DESCRIPTION OF THE TASK: Please rewrite the listing below so that "chevron-right-icon" reads "arrow-right-icon" everywhere, with everything else kept the same.

*** EXERCISE DATA

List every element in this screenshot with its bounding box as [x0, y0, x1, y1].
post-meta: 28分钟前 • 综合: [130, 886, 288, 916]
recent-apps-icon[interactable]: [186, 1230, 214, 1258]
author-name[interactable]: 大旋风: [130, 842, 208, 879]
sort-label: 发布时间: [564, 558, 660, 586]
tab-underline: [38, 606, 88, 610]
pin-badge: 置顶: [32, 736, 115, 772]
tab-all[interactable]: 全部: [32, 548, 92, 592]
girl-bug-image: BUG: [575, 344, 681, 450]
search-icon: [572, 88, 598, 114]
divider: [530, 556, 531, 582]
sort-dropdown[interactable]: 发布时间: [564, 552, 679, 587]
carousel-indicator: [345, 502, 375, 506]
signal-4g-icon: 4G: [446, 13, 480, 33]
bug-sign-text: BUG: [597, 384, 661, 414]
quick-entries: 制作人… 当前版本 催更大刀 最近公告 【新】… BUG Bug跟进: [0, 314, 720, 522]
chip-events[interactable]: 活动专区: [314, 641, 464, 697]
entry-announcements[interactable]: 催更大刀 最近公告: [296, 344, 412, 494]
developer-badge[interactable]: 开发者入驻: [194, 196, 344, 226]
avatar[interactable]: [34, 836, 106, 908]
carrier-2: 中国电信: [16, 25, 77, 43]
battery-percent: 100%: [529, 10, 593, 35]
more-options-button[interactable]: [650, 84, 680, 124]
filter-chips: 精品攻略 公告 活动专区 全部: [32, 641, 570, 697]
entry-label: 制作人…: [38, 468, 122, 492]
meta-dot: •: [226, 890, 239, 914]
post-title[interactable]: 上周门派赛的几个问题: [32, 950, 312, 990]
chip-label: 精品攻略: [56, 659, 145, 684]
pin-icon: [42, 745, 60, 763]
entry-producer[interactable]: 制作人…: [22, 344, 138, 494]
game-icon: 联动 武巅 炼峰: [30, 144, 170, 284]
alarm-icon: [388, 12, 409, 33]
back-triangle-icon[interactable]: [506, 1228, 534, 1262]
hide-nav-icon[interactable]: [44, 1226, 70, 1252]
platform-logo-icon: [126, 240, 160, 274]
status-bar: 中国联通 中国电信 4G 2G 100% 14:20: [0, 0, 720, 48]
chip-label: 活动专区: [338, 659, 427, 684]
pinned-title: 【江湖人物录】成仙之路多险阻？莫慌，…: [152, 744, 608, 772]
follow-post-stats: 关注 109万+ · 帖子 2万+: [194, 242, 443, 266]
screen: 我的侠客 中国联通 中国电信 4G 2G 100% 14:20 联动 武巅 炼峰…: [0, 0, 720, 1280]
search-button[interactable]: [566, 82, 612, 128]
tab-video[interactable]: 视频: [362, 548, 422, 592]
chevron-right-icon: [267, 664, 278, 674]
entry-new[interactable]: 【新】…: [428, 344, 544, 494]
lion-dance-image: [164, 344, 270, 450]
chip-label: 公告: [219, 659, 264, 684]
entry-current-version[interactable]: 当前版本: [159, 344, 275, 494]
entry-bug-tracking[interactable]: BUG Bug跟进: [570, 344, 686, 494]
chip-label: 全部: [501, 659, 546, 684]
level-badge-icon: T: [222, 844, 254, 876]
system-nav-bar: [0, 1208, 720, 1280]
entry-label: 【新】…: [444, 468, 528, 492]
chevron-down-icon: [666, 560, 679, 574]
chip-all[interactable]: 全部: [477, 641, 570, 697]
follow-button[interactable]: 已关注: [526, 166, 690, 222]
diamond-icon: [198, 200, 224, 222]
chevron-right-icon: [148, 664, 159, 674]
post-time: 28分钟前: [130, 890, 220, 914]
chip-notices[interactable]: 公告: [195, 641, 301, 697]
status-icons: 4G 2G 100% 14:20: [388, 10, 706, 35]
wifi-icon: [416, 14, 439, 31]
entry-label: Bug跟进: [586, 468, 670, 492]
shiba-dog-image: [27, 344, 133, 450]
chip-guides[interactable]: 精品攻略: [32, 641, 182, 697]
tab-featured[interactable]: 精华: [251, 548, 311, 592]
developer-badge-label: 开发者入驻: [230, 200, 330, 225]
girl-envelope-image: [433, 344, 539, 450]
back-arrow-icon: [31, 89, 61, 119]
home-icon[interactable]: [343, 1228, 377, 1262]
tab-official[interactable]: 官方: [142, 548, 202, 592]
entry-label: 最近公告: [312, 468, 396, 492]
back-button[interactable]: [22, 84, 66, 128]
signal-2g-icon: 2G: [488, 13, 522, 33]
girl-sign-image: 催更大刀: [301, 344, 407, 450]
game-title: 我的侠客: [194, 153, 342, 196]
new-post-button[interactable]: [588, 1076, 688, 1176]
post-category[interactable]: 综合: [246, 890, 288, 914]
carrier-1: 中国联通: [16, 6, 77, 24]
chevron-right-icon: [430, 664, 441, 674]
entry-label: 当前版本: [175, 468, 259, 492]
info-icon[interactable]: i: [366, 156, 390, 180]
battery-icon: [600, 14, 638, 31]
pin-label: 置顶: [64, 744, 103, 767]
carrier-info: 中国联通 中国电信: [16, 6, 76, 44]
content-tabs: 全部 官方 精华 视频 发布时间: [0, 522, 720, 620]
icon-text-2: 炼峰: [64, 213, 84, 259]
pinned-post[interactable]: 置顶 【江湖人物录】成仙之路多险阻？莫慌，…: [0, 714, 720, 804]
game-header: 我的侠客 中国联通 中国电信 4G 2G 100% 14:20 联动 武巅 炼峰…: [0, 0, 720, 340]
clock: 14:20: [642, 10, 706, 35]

******

TASK ANSWER:
List every element in this screenshot with its bounding box as [x0, y0, x1, y1].
post-meta: 28分钟前 • 综合: [130, 886, 288, 916]
recent-apps-icon[interactable]: [186, 1230, 214, 1258]
author-name[interactable]: 大旋风: [130, 842, 208, 879]
sort-label: 发布时间: [564, 558, 660, 586]
tab-underline: [38, 606, 88, 610]
pin-badge: 置顶: [32, 736, 115, 772]
tab-all[interactable]: 全部: [32, 548, 92, 592]
girl-bug-image: BUG: [575, 344, 681, 450]
search-icon: [572, 88, 598, 114]
divider: [530, 556, 531, 582]
sort-dropdown[interactable]: 发布时间: [564, 552, 679, 587]
carousel-indicator: [345, 502, 375, 506]
signal-4g-icon: 4G: [446, 13, 480, 33]
bug-sign-text: BUG: [597, 384, 661, 414]
quick-entries: 制作人… 当前版本 催更大刀 最近公告 【新】… BUG Bug跟进: [0, 314, 720, 522]
chip-events[interactable]: 活动专区: [314, 641, 464, 697]
entry-announcements[interactable]: 催更大刀 最近公告: [296, 344, 412, 494]
developer-badge[interactable]: 开发者入驻: [194, 196, 344, 226]
avatar[interactable]: [34, 836, 106, 908]
carrier-2: 中国电信: [16, 25, 77, 43]
battery-percent: 100%: [529, 10, 593, 35]
more-options-button[interactable]: [650, 84, 680, 124]
filter-chips: 精品攻略 公告 活动专区 全部: [32, 641, 570, 697]
entry-label: 制作人…: [38, 468, 122, 492]
meta-dot: •: [226, 890, 239, 914]
post-title[interactable]: 上周门派赛的几个问题: [32, 950, 312, 990]
chip-label: 精品攻略: [56, 659, 145, 684]
pin-icon: [42, 745, 60, 763]
entry-producer[interactable]: 制作人…: [22, 344, 138, 494]
game-icon: 联动 武巅 炼峰: [30, 144, 170, 284]
alarm-icon: [388, 12, 409, 33]
back-triangle-icon[interactable]: [506, 1228, 534, 1262]
hide-nav-icon[interactable]: [44, 1226, 70, 1252]
platform-logo-icon: [126, 240, 160, 274]
status-bar: 中国联通 中国电信 4G 2G 100% 14:20: [0, 0, 720, 48]
chip-label: 活动专区: [338, 659, 427, 684]
pinned-title: 【江湖人物录】成仙之路多险阻？莫慌，…: [152, 744, 608, 772]
follow-post-stats: 关注 109万+ · 帖子 2万+: [194, 242, 443, 266]
screen: 我的侠客 中国联通 中国电信 4G 2G 100% 14:20 联动 武巅 炼峰…: [0, 0, 720, 1280]
search-button[interactable]: [566, 82, 612, 128]
tab-video[interactable]: 视频: [362, 548, 422, 592]
arrow-right-icon: [267, 664, 278, 674]
entry-new[interactable]: 【新】…: [428, 344, 544, 494]
lion-dance-image: [164, 344, 270, 450]
chip-label: 公告: [219, 659, 264, 684]
entry-current-version[interactable]: 当前版本: [159, 344, 275, 494]
entry-bug-tracking[interactable]: BUG Bug跟进: [570, 344, 686, 494]
chip-label: 全部: [501, 659, 546, 684]
level-badge-icon: T: [222, 844, 254, 876]
system-nav-bar: [0, 1208, 720, 1280]
entry-label: 【新】…: [444, 468, 528, 492]
chevron-down-icon: [666, 560, 679, 574]
chip-all[interactable]: 全部: [477, 641, 570, 697]
follow-button[interactable]: 已关注: [526, 166, 690, 222]
diamond-icon: [198, 200, 224, 222]
arrow-right-icon: [148, 664, 159, 674]
post-time: 28分钟前: [130, 890, 220, 914]
chip-notices[interactable]: 公告: [195, 641, 301, 697]
status-icons: 4G 2G 100% 14:20: [388, 10, 706, 35]
wifi-icon: [416, 14, 439, 31]
entry-label: Bug跟进: [586, 468, 670, 492]
shiba-dog-image: [27, 344, 133, 450]
chip-guides[interactable]: 精品攻略: [32, 641, 182, 697]
tab-featured[interactable]: 精华: [251, 548, 311, 592]
developer-badge-label: 开发者入驻: [230, 200, 330, 225]
girl-envelope-image: [433, 344, 539, 450]
back-arrow-icon: [31, 89, 61, 119]
home-icon[interactable]: [343, 1228, 377, 1262]
tab-official[interactable]: 官方: [142, 548, 202, 592]
entry-label: 最近公告: [312, 468, 396, 492]
back-button[interactable]: [22, 84, 66, 128]
signal-2g-icon: 2G: [488, 13, 522, 33]
girl-sign-image: 催更大刀: [301, 344, 407, 450]
game-title: 我的侠客: [194, 153, 342, 196]
new-post-button[interactable]: [588, 1076, 688, 1176]
post-category[interactable]: 综合: [246, 890, 288, 914]
carrier-1: 中国联通: [16, 6, 77, 24]
arrow-right-icon: [430, 664, 441, 674]
entry-label: 当前版本: [175, 468, 259, 492]
info-icon[interactable]: i: [366, 156, 390, 180]
battery-icon: [600, 14, 638, 31]
pin-label: 置顶: [64, 744, 103, 767]
carrier-info: 中国联通 中国电信: [16, 6, 76, 44]
content-tabs: 全部 官方 精华 视频 发布时间: [0, 522, 720, 620]
icon-text-2: 炼峰: [64, 213, 84, 259]
pinned-post[interactable]: 置顶 【江湖人物录】成仙之路多险阻？莫慌，…: [0, 714, 720, 804]
game-header: 我的侠客 中国联通 中国电信 4G 2G 100% 14:20 联动 武巅 炼峰…: [0, 0, 720, 340]
clock: 14:20: [642, 10, 706, 35]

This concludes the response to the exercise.